**Given problem**
Below are records to repeat exactly. Omit the pictures from the copy.

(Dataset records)
Start

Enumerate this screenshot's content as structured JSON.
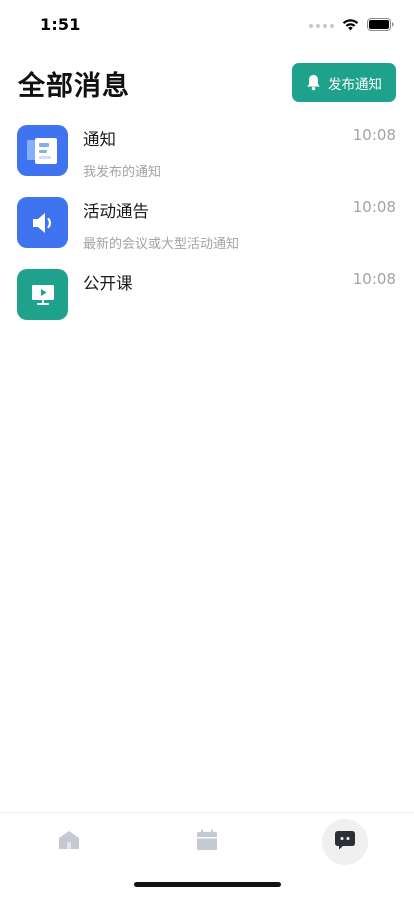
{
  "status_bar": {
    "time": "1:51"
  },
  "header": {
    "title": "全部消息",
    "publish_button_label": "发布通知",
    "publish_button_icon": "bell-icon"
  },
  "messages": [
    {
      "title": "通知",
      "preview": "我发布的通知",
      "time": "10:08",
      "icon": "document-icon",
      "color": "#3f73f0"
    },
    {
      "title": "活动通告",
      "preview": "最新的会议或大型活动通知",
      "time": "10:08",
      "icon": "speaker-icon",
      "color": "#3f73f0"
    },
    {
      "title": "公开课",
      "preview": "",
      "time": "10:08",
      "icon": "video-screen-icon",
      "color": "#1fa28b"
    }
  ],
  "tab_bar": {
    "tabs": [
      {
        "icon": "home-icon",
        "active": false
      },
      {
        "icon": "calendar-icon",
        "active": false
      },
      {
        "icon": "chat-icon",
        "active": true
      }
    ]
  },
  "colors": {
    "accent": "#1fa28b",
    "blue": "#3f73f0",
    "muted_text": "#a3a3a3"
  }
}
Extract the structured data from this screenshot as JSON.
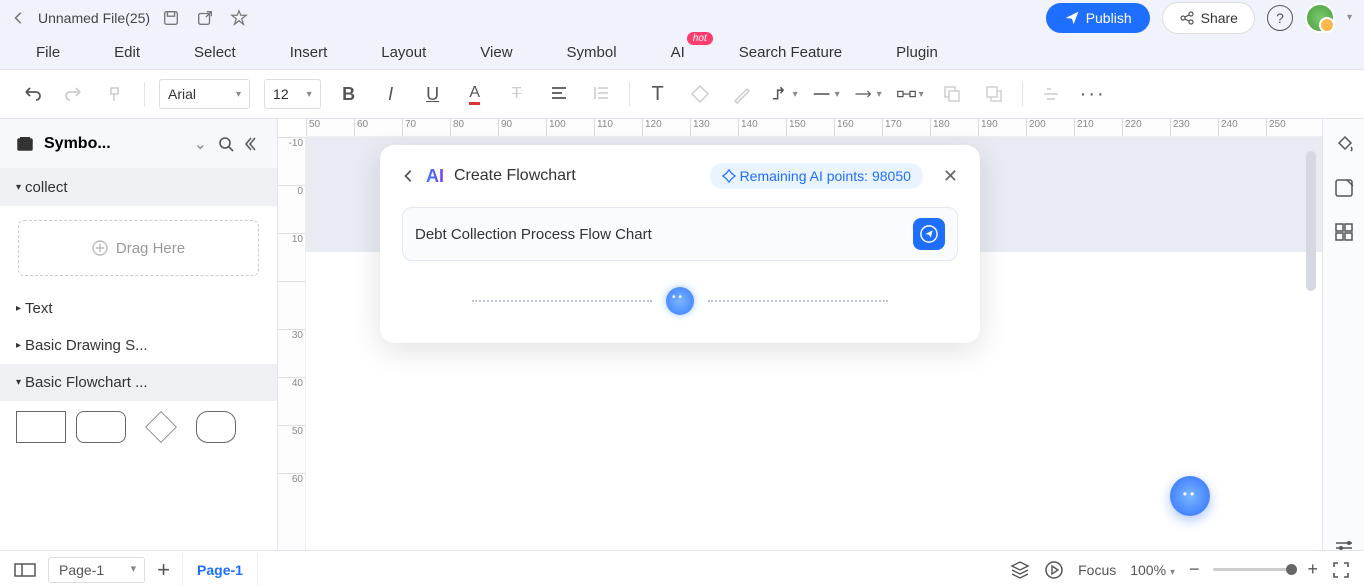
{
  "titlebar": {
    "filename": "Unnamed File(25)"
  },
  "actions": {
    "publish": "Publish",
    "share": "Share"
  },
  "menu": {
    "file": "File",
    "edit": "Edit",
    "select": "Select",
    "insert": "Insert",
    "layout": "Layout",
    "view": "View",
    "symbol": "Symbol",
    "ai": "AI",
    "hot": "hot",
    "search_feature": "Search Feature",
    "plugin": "Plugin"
  },
  "toolbar": {
    "font": "Arial",
    "size": "12"
  },
  "sidebar": {
    "title": "Symbo...",
    "collect": "collect",
    "drag_here": "Drag Here",
    "text": "Text",
    "basic_drawing": "Basic Drawing S...",
    "basic_flowchart": "Basic Flowchart ..."
  },
  "ruler_h": [
    "50",
    "60",
    "70",
    "80",
    "90",
    "100",
    "110",
    "120",
    "130",
    "140",
    "150",
    "160",
    "170",
    "180",
    "190",
    "200",
    "210",
    "220",
    "230",
    "240",
    "250"
  ],
  "ruler_v": [
    "-10",
    "0",
    "10",
    "",
    "30",
    "40",
    "50",
    "60"
  ],
  "ai_panel": {
    "title": "Create Flowchart",
    "points_label": "Remaining AI points:",
    "points_value": "98050",
    "input_value": "Debt Collection Process Flow Chart"
  },
  "bottombar": {
    "page_select": "Page-1",
    "page_tab": "Page-1",
    "focus": "Focus",
    "zoom": "100%"
  }
}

End

**Full output**
Enumerate this screenshot's content as structured JSON.
{
  "status_bar": {
    "time": "1:51"
  },
  "header": {
    "title": "全部消息",
    "publish_button_label": "发布通知",
    "publish_button_icon": "bell-icon"
  },
  "messages": [
    {
      "title": "通知",
      "preview": "我发布的通知",
      "time": "10:08",
      "icon": "document-icon",
      "color": "#3f73f0"
    },
    {
      "title": "活动通告",
      "preview": "最新的会议或大型活动通知",
      "time": "10:08",
      "icon": "speaker-icon",
      "color": "#3f73f0"
    },
    {
      "title": "公开课",
      "preview": "",
      "time": "10:08",
      "icon": "video-screen-icon",
      "color": "#1fa28b"
    }
  ],
  "tab_bar": {
    "tabs": [
      {
        "icon": "home-icon",
        "active": false
      },
      {
        "icon": "calendar-icon",
        "active": false
      },
      {
        "icon": "chat-icon",
        "active": true
      }
    ]
  },
  "colors": {
    "accent": "#1fa28b",
    "blue": "#3f73f0",
    "muted_text": "#a3a3a3"
  }
}
Extract the structured data from this screenshot as JSON.
{
  "titlebar": {
    "filename": "Unnamed File(25)"
  },
  "actions": {
    "publish": "Publish",
    "share": "Share"
  },
  "menu": {
    "file": "File",
    "edit": "Edit",
    "select": "Select",
    "insert": "Insert",
    "layout": "Layout",
    "view": "View",
    "symbol": "Symbol",
    "ai": "AI",
    "hot": "hot",
    "search_feature": "Search Feature",
    "plugin": "Plugin"
  },
  "toolbar": {
    "font": "Arial",
    "size": "12"
  },
  "sidebar": {
    "title": "Symbo...",
    "collect": "collect",
    "drag_here": "Drag Here",
    "text": "Text",
    "basic_drawing": "Basic Drawing S...",
    "basic_flowchart": "Basic Flowchart ..."
  },
  "ruler_h": [
    "50",
    "60",
    "70",
    "80",
    "90",
    "100",
    "110",
    "120",
    "130",
    "140",
    "150",
    "160",
    "170",
    "180",
    "190",
    "200",
    "210",
    "220",
    "230",
    "240",
    "250"
  ],
  "ruler_v": [
    "-10",
    "0",
    "10",
    "",
    "30",
    "40",
    "50",
    "60"
  ],
  "ai_panel": {
    "title": "Create Flowchart",
    "points_label": "Remaining AI points:",
    "points_value": "98050",
    "input_value": "Debt Collection Process Flow Chart"
  },
  "bottombar": {
    "page_select": "Page-1",
    "page_tab": "Page-1",
    "focus": "Focus",
    "zoom": "100%"
  }
}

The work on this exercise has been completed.